* What you are asked to do
Find all the lines with "พรรณบ" and gather them.

[Data excerpts]
□ □ □ □ □ □ □

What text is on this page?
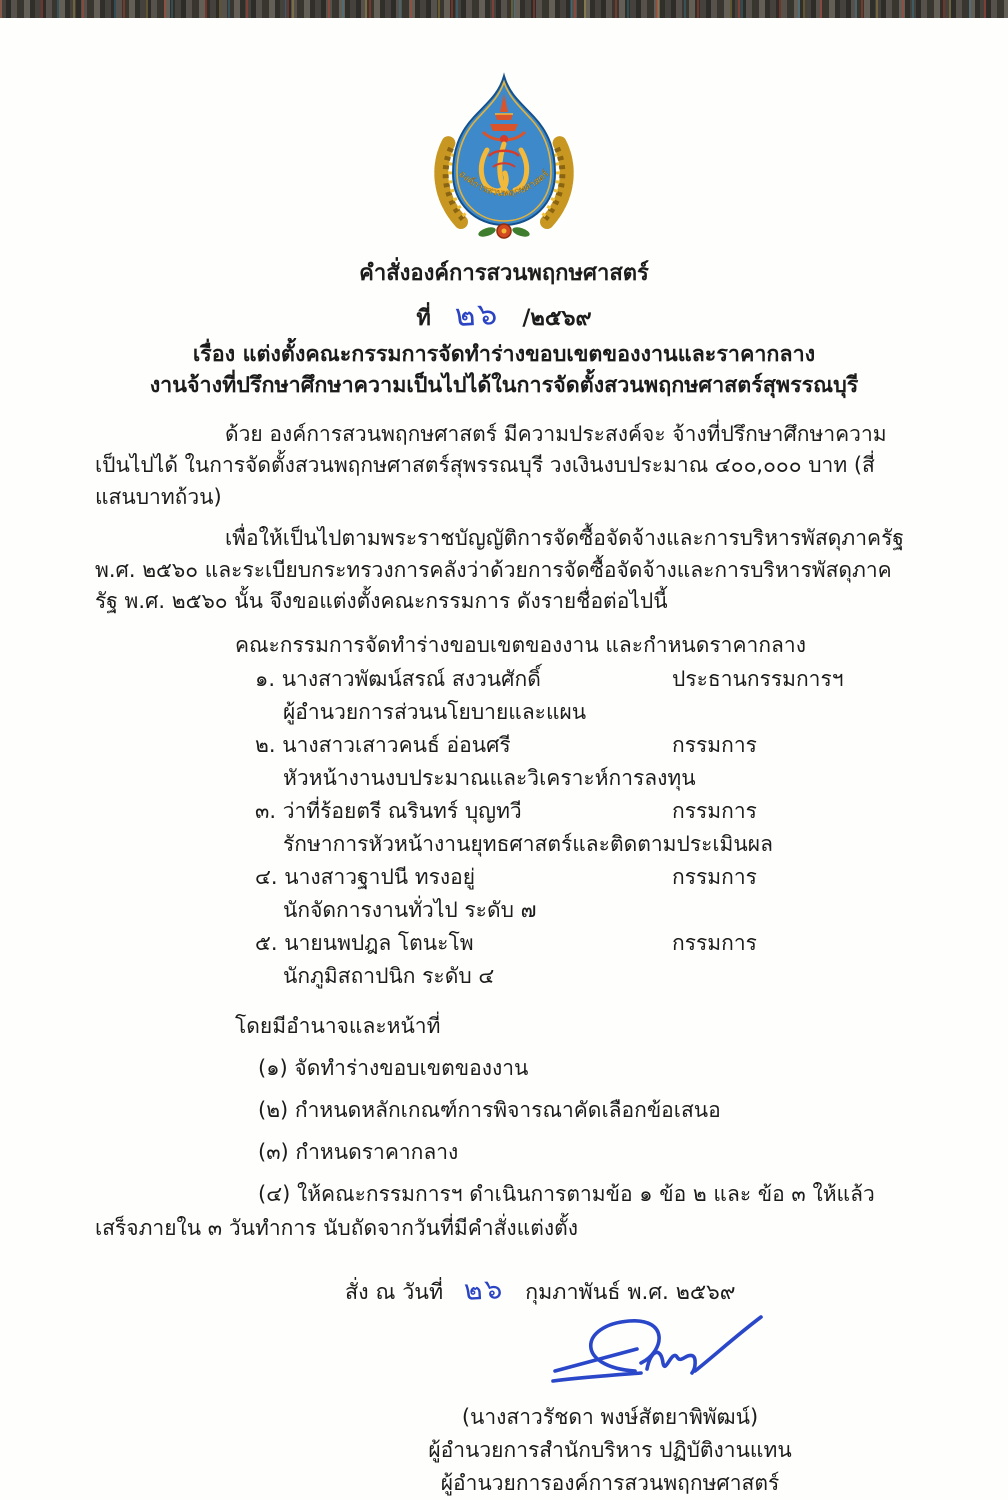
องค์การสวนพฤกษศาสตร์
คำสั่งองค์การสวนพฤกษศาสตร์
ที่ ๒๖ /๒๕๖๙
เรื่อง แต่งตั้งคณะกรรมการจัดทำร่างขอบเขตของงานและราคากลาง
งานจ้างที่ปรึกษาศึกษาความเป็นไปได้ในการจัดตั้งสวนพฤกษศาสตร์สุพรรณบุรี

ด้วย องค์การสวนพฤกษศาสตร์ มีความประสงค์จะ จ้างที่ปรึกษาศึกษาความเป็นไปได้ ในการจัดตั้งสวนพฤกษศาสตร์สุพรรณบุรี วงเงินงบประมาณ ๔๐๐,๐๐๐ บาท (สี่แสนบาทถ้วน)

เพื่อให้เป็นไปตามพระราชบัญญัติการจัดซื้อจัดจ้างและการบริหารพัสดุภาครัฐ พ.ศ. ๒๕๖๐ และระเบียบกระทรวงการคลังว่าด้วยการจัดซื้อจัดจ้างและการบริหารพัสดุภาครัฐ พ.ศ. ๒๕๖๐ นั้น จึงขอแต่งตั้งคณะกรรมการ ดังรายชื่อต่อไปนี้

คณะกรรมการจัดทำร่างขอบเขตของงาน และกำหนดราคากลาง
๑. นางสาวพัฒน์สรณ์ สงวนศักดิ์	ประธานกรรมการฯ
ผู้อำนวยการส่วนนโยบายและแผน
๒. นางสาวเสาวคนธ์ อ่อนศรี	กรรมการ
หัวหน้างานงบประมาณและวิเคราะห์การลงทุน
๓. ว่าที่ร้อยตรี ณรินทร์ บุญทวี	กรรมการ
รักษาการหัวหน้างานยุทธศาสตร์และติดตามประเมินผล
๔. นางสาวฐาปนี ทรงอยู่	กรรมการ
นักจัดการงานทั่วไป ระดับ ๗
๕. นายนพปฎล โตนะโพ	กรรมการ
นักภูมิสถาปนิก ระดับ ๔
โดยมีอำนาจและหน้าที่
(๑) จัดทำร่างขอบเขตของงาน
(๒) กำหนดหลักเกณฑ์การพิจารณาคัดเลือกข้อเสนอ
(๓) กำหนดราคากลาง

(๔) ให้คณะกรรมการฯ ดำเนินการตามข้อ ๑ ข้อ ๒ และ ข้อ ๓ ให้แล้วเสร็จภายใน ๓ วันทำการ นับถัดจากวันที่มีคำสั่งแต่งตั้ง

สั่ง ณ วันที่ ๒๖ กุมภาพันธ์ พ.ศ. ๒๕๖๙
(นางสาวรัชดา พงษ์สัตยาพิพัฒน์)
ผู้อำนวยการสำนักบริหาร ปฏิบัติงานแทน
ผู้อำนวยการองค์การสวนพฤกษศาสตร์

□ □ □ □ □ □ □

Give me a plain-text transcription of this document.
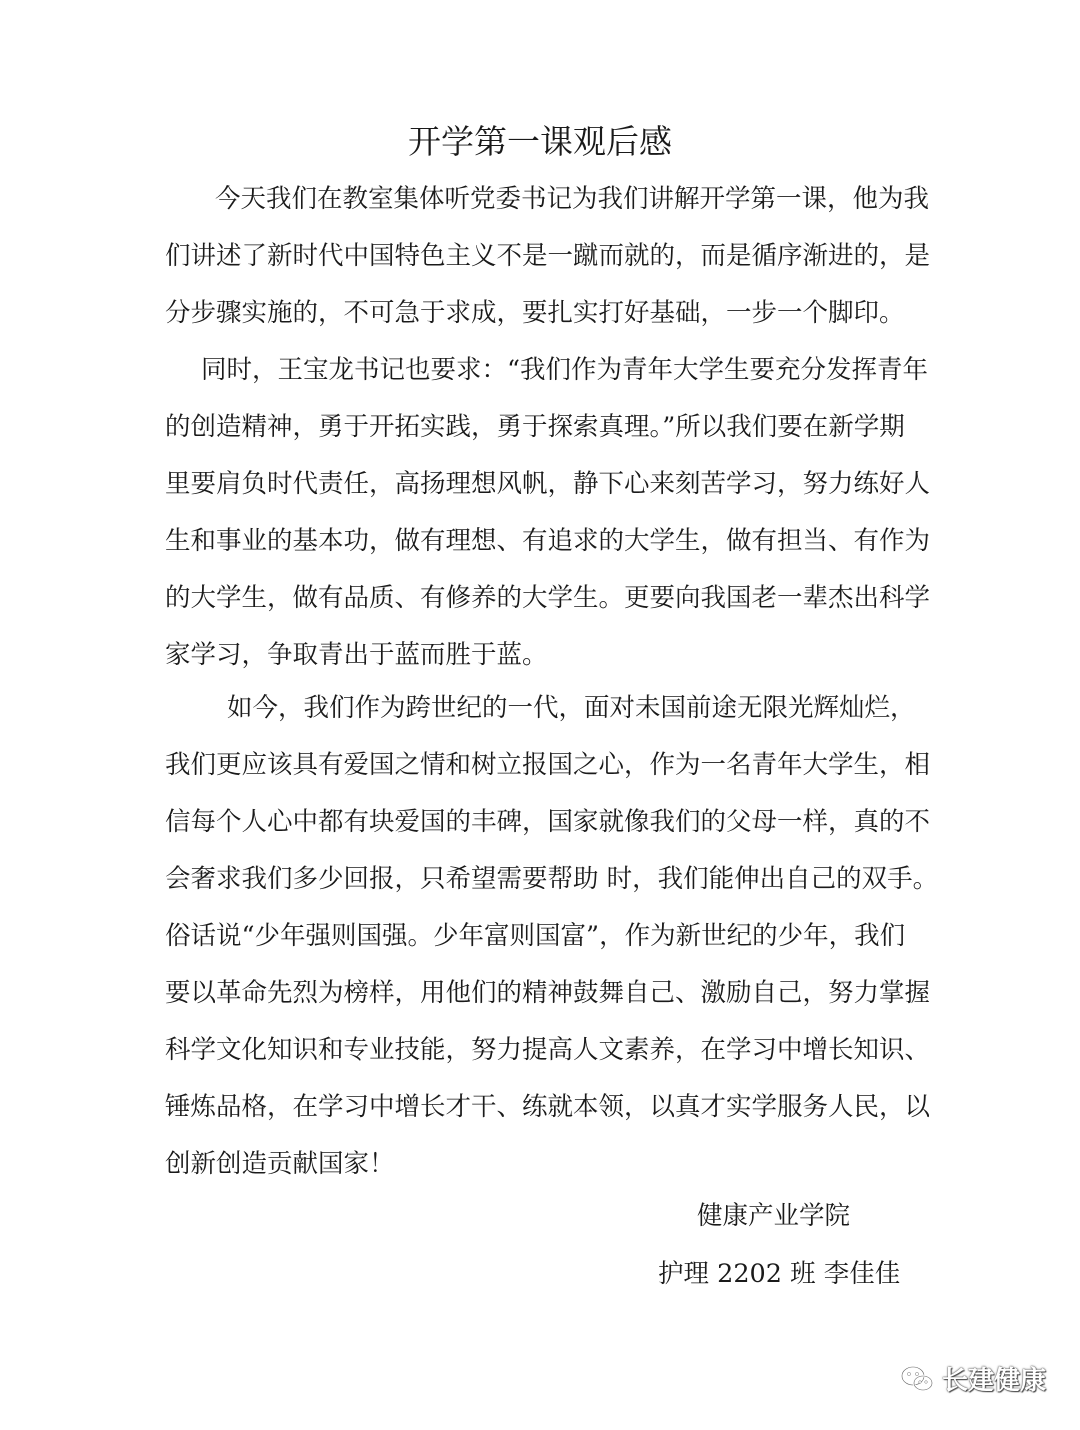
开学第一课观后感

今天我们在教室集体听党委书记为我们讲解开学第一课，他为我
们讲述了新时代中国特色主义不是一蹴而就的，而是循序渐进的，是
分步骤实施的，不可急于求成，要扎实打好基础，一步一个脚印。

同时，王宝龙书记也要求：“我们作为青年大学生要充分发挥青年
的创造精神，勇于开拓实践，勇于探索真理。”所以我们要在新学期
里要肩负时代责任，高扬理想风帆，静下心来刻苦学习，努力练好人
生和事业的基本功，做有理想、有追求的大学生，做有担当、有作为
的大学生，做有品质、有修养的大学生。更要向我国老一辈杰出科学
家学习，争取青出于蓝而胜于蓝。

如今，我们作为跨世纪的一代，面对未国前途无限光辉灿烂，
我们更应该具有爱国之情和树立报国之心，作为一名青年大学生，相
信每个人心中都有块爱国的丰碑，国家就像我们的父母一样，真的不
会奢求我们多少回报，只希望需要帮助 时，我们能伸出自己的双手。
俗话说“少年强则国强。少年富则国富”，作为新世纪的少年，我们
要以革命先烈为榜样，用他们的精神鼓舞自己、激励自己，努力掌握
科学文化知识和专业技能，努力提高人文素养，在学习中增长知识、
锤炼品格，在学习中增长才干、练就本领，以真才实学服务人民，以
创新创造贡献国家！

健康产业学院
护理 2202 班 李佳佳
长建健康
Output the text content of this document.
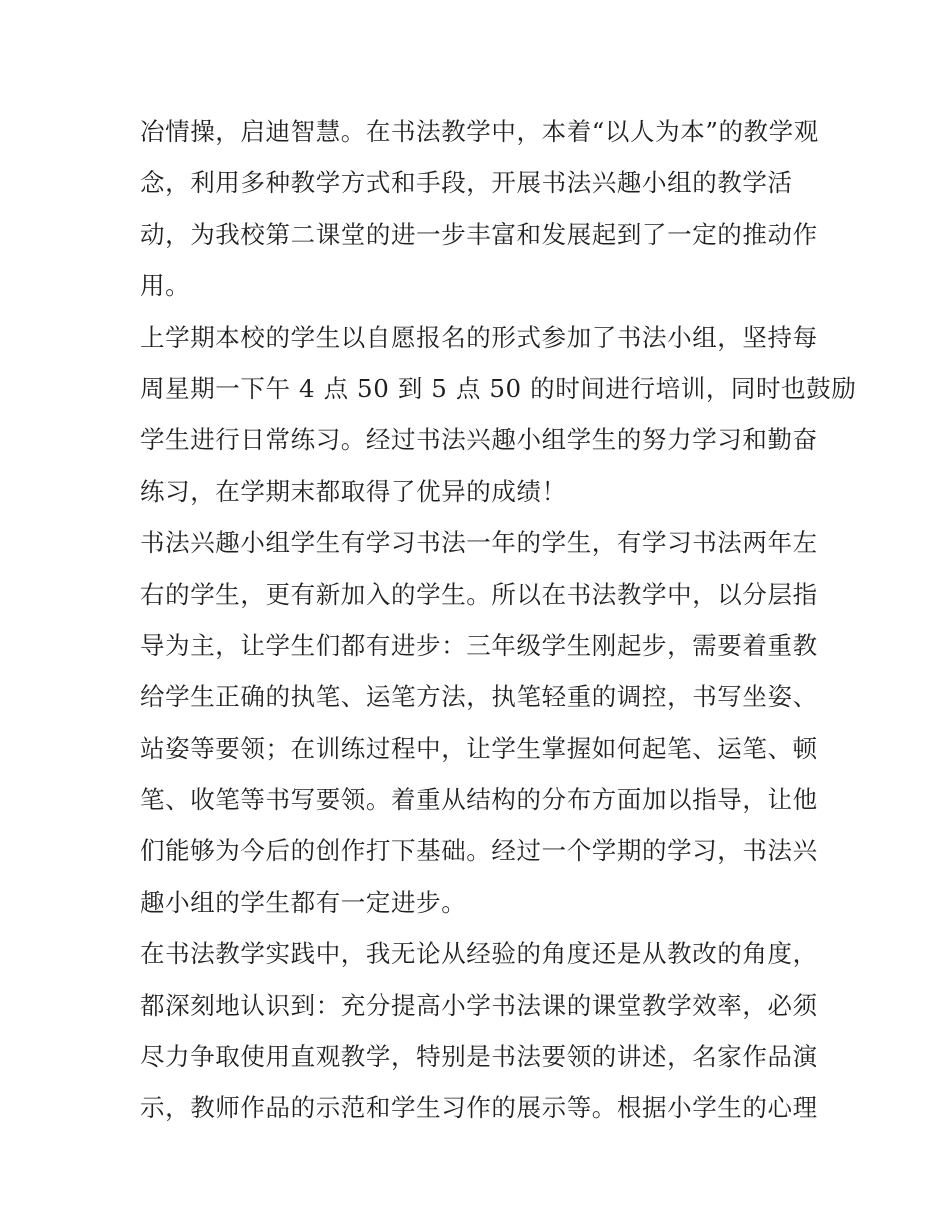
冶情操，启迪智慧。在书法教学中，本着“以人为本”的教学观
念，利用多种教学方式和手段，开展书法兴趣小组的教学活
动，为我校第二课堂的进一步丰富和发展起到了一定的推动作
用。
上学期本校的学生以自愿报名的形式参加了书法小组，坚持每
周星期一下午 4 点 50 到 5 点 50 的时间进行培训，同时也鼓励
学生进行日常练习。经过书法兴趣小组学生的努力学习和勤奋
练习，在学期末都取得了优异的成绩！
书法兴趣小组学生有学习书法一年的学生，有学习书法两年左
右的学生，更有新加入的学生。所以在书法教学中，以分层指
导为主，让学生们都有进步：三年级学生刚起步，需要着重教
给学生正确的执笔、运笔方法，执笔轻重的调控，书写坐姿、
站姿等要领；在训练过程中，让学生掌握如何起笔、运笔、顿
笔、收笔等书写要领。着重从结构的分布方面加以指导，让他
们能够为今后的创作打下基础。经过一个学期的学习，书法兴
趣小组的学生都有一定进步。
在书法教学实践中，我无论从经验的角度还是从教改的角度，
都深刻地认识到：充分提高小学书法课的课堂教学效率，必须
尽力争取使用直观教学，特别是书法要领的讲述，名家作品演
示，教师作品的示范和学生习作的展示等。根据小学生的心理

□ □ □ □ □ □ □

* Written answer
งานจ้างที่ปรึกษาศึกษาความเป็นไปได้ในการจัดตั้งสวนพฤกษศาสตร์สุพรรณบุรี
ด้วย องค์การสวนพฤกษศาสตร์ มีความประสงค์จะ จ้างที่ปรึกษาศึกษาความเป็นไปได้ ในการจัดตั้งสวนพฤกษศาสตร์สุพรรณบุรี วงเงินงบประมาณ ๔๐๐,๐๐๐ บาท (สี่แสนบาทถ้วน)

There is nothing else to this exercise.